▶ TASK INPUT:
********

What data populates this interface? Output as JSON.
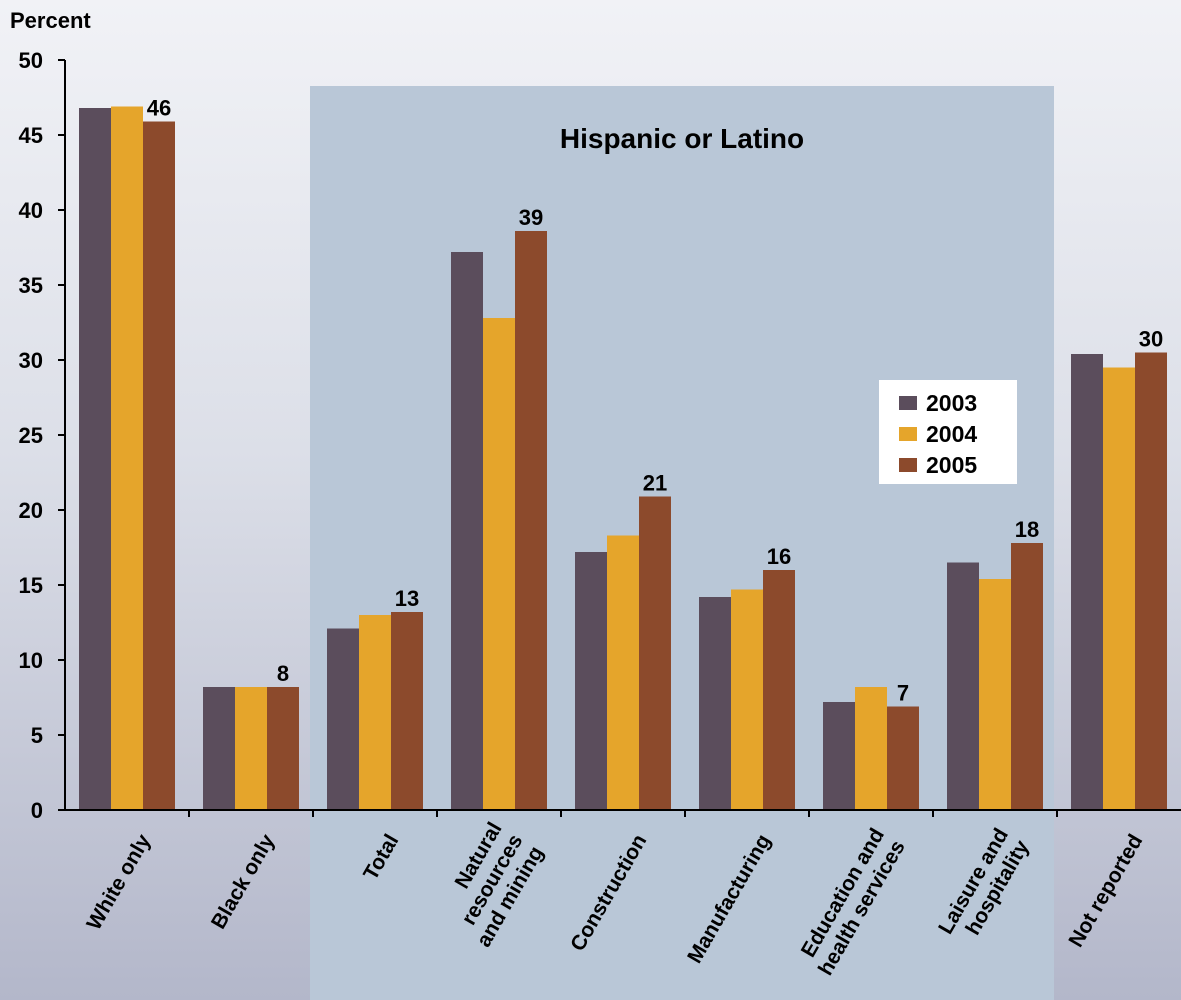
{
  "chart_data": {
    "type": "bar",
    "ylabel": "Percent",
    "ylim": [
      0,
      50
    ],
    "yticks": [
      0,
      5,
      10,
      15,
      20,
      25,
      30,
      35,
      40,
      45,
      50
    ],
    "categories": [
      [
        "White only"
      ],
      [
        "Black only"
      ],
      [
        "Total"
      ],
      [
        "Natural",
        "resources",
        "and mining"
      ],
      [
        "Construction"
      ],
      [
        "Manufacturing"
      ],
      [
        "Education and",
        "health services"
      ],
      [
        "Laisure and",
        "hospitality"
      ],
      [
        "Not reported"
      ]
    ],
    "series": [
      {
        "name": "2003",
        "color": "#5b4d5c",
        "values": [
          46.8,
          8.2,
          12.1,
          37.2,
          17.2,
          14.2,
          7.2,
          16.5,
          30.4
        ]
      },
      {
        "name": "2004",
        "color": "#e5a52b",
        "values": [
          46.9,
          8.2,
          13.0,
          32.8,
          18.3,
          14.7,
          8.2,
          15.4,
          29.5
        ]
      },
      {
        "name": "2005",
        "color": "#8c4a2c",
        "values": [
          45.9,
          8.2,
          13.2,
          38.6,
          20.9,
          16.0,
          6.9,
          17.8,
          30.5
        ]
      }
    ],
    "data_labels": [
      "46",
      "8",
      "13",
      "39",
      "21",
      "16",
      "7",
      "18",
      "30"
    ],
    "group_annotation": {
      "text": "Hispanic or Latino",
      "first_category": 2,
      "last_category": 7,
      "color": "#b9c7d7"
    },
    "legend_position": "right",
    "grid": false
  }
}
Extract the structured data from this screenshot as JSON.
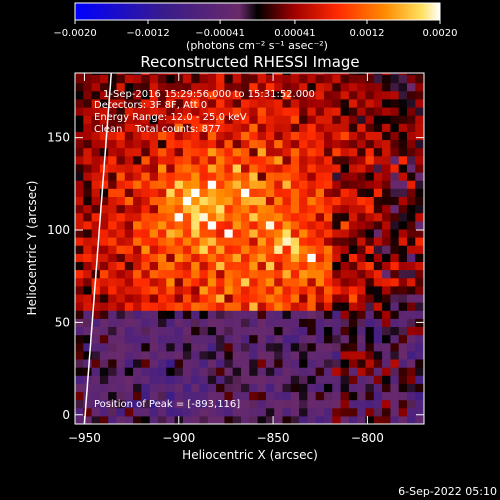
{
  "chart_data": {
    "type": "heatmap",
    "title": "Reconstructed RHESSI Image",
    "xlabel": "Heliocentric X (arcsec)",
    "ylabel": "Heliocentric Y (arcsec)",
    "xlim": [
      -955,
      -770
    ],
    "ylim": [
      -5,
      185
    ],
    "x_ticks": [
      -950,
      -900,
      -850,
      -800
    ],
    "y_ticks": [
      0,
      50,
      100,
      150
    ],
    "colorbar": {
      "vmin": -0.002,
      "vmax": 0.002,
      "tick_values": [
        -0.002,
        -0.0012,
        -0.00041,
        0.00041,
        0.0012,
        0.002
      ],
      "tick_labels": [
        "-0.0020",
        "-0.0012",
        "-0.00041",
        "0.00041",
        "0.0012",
        "0.0020"
      ],
      "unit_label": "(photons cm⁻² s⁻¹ asec⁻²)"
    },
    "annotations": [
      "1-Sep-2016 15:29:56.000 to 15:31:52.000",
      "Detectors: 3F 8F, Att 0",
      "Energy Range: 12.0 - 25.0 keV",
      "Clean    Total counts: 877"
    ],
    "peak_label": "Position of Peak = [-893,116]",
    "peak": [
      -893,
      116
    ],
    "limb_color": "#ffffff",
    "background": "#000000"
  },
  "footer": {
    "timestamp": "6-Sep-2022 05:10"
  }
}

********

Note every line above where the string "ylabel" shows up, and copy those lines.

▶ OUTPUT BELOW:
    "ylabel": "Percent",
    "ylabel": "Heliocentric Y (arcsec)",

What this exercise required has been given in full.